> **What the task requires**
Go through the records and copy each line where the word "name" occurs.

> **Records for this exercise**
=-=-=-=-=
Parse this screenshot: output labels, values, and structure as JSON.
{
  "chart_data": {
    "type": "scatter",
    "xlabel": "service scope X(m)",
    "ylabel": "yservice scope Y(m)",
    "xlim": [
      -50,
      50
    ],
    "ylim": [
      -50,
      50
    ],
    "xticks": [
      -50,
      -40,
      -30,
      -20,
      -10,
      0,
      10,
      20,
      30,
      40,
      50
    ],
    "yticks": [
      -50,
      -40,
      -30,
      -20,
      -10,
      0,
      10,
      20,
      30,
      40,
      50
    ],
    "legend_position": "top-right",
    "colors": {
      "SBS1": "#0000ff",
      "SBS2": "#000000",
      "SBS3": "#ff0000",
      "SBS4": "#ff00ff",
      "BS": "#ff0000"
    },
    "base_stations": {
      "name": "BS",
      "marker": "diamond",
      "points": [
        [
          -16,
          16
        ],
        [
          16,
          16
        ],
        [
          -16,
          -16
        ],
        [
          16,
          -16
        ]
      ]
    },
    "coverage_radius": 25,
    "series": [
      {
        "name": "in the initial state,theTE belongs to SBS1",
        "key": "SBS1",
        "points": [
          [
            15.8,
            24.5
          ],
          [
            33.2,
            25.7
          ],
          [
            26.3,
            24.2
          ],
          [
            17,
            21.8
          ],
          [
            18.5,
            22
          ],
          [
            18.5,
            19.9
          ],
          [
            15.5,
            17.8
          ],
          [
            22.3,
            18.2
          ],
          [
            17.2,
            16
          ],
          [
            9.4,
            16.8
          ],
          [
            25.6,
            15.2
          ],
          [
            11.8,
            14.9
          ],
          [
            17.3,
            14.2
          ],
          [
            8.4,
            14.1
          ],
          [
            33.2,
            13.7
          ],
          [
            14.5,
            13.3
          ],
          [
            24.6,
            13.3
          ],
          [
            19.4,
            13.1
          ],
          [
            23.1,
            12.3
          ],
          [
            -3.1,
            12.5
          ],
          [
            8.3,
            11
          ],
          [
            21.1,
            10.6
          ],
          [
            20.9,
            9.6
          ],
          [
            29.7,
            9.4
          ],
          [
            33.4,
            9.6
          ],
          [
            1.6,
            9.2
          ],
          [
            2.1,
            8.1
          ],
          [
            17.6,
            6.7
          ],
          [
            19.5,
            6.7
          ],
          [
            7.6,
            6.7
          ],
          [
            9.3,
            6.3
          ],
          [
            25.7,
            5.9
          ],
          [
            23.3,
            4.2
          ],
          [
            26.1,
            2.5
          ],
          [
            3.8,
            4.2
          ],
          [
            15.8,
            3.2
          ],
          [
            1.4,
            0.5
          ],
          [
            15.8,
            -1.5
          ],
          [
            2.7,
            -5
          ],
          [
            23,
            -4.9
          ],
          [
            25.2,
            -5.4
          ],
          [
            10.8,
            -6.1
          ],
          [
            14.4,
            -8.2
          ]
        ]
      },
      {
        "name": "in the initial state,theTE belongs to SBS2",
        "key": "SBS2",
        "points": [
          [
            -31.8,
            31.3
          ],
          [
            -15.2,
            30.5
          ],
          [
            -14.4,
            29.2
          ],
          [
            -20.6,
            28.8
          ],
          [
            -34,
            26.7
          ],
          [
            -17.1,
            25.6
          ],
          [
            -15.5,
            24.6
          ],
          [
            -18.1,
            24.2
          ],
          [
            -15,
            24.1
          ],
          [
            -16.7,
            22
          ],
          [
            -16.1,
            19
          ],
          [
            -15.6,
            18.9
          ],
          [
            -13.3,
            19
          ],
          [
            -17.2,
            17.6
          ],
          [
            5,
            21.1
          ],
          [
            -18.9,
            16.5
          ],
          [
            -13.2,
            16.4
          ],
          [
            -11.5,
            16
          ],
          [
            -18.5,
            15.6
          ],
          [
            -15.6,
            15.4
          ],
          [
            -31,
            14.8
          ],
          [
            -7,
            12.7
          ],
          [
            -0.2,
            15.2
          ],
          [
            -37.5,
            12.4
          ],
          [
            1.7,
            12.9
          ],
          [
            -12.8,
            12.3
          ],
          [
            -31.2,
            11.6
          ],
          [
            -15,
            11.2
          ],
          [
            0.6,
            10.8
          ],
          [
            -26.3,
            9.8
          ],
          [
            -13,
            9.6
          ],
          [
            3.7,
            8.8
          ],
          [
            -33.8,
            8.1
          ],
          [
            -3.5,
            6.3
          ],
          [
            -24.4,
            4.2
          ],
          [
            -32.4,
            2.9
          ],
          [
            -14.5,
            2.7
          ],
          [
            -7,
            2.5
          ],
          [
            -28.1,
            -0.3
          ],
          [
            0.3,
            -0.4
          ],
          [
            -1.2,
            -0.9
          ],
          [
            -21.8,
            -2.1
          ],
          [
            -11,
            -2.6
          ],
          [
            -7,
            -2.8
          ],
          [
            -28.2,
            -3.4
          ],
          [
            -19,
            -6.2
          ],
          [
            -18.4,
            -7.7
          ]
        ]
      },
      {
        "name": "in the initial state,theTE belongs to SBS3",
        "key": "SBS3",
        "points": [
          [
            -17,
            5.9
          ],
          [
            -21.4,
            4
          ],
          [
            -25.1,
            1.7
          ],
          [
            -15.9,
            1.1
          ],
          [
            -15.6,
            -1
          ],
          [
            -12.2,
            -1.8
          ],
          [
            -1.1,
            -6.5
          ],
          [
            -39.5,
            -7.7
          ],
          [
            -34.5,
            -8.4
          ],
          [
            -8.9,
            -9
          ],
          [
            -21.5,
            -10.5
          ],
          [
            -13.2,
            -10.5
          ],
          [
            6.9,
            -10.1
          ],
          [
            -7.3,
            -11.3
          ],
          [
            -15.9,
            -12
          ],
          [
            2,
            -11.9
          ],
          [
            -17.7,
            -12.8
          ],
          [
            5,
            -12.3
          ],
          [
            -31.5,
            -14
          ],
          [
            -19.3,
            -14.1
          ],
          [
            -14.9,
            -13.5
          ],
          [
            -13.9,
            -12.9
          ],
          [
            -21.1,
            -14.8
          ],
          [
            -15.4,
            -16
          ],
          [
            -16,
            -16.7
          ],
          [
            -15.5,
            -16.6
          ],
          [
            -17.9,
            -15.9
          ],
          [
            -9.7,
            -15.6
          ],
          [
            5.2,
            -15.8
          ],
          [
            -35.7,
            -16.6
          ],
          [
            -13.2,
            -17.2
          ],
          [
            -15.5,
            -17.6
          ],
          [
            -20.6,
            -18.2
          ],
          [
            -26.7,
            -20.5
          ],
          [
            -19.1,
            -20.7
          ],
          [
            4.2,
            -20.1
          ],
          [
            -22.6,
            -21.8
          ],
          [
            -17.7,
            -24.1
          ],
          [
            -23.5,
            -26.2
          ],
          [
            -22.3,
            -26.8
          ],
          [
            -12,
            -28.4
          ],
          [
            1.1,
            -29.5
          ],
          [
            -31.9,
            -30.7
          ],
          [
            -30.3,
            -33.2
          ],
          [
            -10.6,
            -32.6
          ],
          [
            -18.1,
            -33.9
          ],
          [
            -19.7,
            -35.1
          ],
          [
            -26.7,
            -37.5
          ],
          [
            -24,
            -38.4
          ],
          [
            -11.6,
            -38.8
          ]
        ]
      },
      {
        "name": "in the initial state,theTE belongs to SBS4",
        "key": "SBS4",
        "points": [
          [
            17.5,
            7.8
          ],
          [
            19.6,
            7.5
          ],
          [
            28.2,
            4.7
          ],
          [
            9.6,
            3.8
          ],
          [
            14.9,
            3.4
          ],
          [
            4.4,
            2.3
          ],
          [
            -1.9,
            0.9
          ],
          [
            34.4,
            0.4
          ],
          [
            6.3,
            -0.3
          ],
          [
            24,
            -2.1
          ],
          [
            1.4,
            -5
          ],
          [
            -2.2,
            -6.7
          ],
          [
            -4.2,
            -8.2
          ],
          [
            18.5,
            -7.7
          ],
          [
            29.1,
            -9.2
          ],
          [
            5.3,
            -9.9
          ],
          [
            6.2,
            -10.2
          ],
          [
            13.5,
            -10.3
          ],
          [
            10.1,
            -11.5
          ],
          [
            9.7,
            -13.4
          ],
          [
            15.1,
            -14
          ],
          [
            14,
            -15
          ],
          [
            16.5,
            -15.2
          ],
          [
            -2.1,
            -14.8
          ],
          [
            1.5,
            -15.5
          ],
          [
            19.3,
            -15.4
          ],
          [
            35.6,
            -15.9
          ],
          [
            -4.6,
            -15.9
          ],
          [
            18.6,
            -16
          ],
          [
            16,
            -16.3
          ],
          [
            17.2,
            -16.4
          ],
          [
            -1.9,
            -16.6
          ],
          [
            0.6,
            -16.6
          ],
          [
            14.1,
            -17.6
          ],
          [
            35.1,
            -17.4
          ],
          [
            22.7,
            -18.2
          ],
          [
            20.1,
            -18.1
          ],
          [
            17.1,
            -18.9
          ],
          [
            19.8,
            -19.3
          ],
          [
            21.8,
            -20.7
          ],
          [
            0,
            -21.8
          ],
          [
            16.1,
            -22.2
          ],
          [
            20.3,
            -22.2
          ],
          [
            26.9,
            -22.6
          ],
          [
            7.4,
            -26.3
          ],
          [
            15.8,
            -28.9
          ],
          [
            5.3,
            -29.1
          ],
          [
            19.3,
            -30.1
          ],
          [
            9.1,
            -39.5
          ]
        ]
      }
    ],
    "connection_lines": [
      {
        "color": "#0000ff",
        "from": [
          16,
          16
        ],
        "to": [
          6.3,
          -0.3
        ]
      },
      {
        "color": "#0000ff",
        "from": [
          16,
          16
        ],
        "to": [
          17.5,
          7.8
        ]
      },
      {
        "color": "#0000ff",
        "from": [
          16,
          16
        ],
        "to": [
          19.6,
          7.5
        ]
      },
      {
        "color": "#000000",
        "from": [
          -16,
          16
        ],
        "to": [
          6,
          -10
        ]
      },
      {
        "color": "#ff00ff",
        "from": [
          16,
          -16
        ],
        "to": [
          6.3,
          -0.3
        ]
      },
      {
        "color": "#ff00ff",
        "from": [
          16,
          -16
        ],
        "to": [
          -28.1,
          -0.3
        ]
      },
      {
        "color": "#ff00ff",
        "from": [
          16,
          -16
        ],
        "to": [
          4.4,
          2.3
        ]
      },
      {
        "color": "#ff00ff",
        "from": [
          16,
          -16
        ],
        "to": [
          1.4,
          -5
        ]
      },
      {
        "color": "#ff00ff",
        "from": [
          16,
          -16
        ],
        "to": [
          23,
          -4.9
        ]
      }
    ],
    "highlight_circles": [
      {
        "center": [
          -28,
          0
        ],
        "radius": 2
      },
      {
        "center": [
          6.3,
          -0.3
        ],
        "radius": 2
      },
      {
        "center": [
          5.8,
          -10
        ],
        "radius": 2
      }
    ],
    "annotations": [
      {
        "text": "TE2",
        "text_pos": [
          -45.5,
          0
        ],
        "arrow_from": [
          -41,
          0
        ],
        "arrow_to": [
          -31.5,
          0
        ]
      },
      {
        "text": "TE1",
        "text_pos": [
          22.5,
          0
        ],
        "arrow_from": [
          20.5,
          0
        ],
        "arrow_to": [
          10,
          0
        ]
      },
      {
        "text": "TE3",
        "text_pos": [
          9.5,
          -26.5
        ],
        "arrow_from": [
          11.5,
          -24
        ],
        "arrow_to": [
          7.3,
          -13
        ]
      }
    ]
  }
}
=-=-=-=-=
> **Result of this exercise**
      "name": "BS",
        "name": "in the initial state,theTE belongs to SBS1",
        "name": "in the initial state,theTE belongs to SBS2",
        "name": "in the initial state,theTE belongs to SBS3",
        "name": "in the initial state,theTE belongs to SBS4",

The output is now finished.